Given instruction: Print all the entries verbatim.

Data for this exercise:
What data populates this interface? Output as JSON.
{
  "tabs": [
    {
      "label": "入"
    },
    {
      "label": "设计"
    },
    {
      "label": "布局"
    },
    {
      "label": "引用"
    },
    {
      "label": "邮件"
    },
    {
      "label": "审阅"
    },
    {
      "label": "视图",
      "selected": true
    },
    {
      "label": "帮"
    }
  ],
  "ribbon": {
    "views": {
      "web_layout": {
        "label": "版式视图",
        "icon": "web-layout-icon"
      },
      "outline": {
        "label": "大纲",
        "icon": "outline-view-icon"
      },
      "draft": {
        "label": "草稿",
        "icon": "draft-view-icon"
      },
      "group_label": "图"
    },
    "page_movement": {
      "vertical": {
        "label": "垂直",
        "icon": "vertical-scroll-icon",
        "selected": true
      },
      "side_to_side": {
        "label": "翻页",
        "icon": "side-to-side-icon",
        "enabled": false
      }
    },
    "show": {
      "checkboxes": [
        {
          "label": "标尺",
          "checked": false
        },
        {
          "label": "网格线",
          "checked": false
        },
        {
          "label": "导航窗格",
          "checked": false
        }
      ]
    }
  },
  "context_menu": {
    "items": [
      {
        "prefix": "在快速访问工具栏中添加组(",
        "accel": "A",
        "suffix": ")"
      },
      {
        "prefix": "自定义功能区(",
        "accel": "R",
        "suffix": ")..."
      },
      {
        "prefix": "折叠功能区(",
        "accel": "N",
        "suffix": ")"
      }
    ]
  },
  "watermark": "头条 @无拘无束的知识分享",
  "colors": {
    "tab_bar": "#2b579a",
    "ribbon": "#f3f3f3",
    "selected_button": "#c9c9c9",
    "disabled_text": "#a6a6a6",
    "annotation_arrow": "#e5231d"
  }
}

Full output:
What data populates this interface? Output as JSON.
{
  "tabs": [
    {
      "label": "入"
    },
    {
      "label": "设计"
    },
    {
      "label": "布局"
    },
    {
      "label": "引用"
    },
    {
      "label": "邮件"
    },
    {
      "label": "审阅"
    },
    {
      "label": "视图",
      "selected": true
    },
    {
      "label": "帮"
    }
  ],
  "ribbon": {
    "views": {
      "web_layout": {
        "label": "版式视图",
        "icon": "web-layout-icon"
      },
      "outline": {
        "label": "大纲",
        "icon": "outline-view-icon"
      },
      "draft": {
        "label": "草稿",
        "icon": "draft-view-icon"
      },
      "group_label": "图"
    },
    "page_movement": {
      "vertical": {
        "label": "垂直",
        "icon": "vertical-scroll-icon",
        "selected": true
      },
      "side_to_side": {
        "label": "翻页",
        "icon": "side-to-side-icon",
        "enabled": false
      }
    },
    "show": {
      "checkboxes": [
        {
          "label": "标尺",
          "checked": false
        },
        {
          "label": "网格线",
          "checked": false
        },
        {
          "label": "导航窗格",
          "checked": false
        }
      ]
    }
  },
  "context_menu": {
    "items": [
      {
        "prefix": "在快速访问工具栏中添加组(",
        "accel": "A",
        "suffix": ")"
      },
      {
        "prefix": "自定义功能区(",
        "accel": "R",
        "suffix": ")..."
      },
      {
        "prefix": "折叠功能区(",
        "accel": "N",
        "suffix": ")"
      }
    ]
  },
  "watermark": "头条 @无拘无束的知识分享",
  "colors": {
    "tab_bar": "#2b579a",
    "ribbon": "#f3f3f3",
    "selected_button": "#c9c9c9",
    "disabled_text": "#a6a6a6",
    "annotation_arrow": "#e5231d"
  }
}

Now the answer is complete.